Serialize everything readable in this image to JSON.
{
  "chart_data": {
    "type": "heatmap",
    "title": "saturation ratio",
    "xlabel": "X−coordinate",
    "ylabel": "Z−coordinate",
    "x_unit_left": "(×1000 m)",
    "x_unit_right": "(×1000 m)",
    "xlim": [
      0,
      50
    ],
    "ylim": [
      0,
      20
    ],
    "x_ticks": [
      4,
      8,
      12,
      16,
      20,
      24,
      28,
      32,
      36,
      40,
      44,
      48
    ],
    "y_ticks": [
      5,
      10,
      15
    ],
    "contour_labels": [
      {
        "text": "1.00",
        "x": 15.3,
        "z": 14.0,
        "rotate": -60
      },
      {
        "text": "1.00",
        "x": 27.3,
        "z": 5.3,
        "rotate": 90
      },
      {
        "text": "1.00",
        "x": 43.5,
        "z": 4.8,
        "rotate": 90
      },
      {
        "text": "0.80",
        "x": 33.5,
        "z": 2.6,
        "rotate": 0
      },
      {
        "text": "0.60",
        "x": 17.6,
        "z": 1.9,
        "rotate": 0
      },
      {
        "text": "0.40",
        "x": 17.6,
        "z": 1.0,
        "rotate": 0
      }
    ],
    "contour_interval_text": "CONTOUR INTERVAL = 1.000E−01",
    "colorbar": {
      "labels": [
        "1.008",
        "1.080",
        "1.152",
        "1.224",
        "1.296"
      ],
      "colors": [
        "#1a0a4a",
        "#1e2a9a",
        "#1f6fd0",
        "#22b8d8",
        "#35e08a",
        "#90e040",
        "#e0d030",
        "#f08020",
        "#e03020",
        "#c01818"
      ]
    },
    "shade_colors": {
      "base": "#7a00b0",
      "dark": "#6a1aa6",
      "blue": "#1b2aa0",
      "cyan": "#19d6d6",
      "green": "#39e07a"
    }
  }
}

Exercise details: Only the number is wanted: count the lines of the records that hold the word "coordinate".

Task result: 2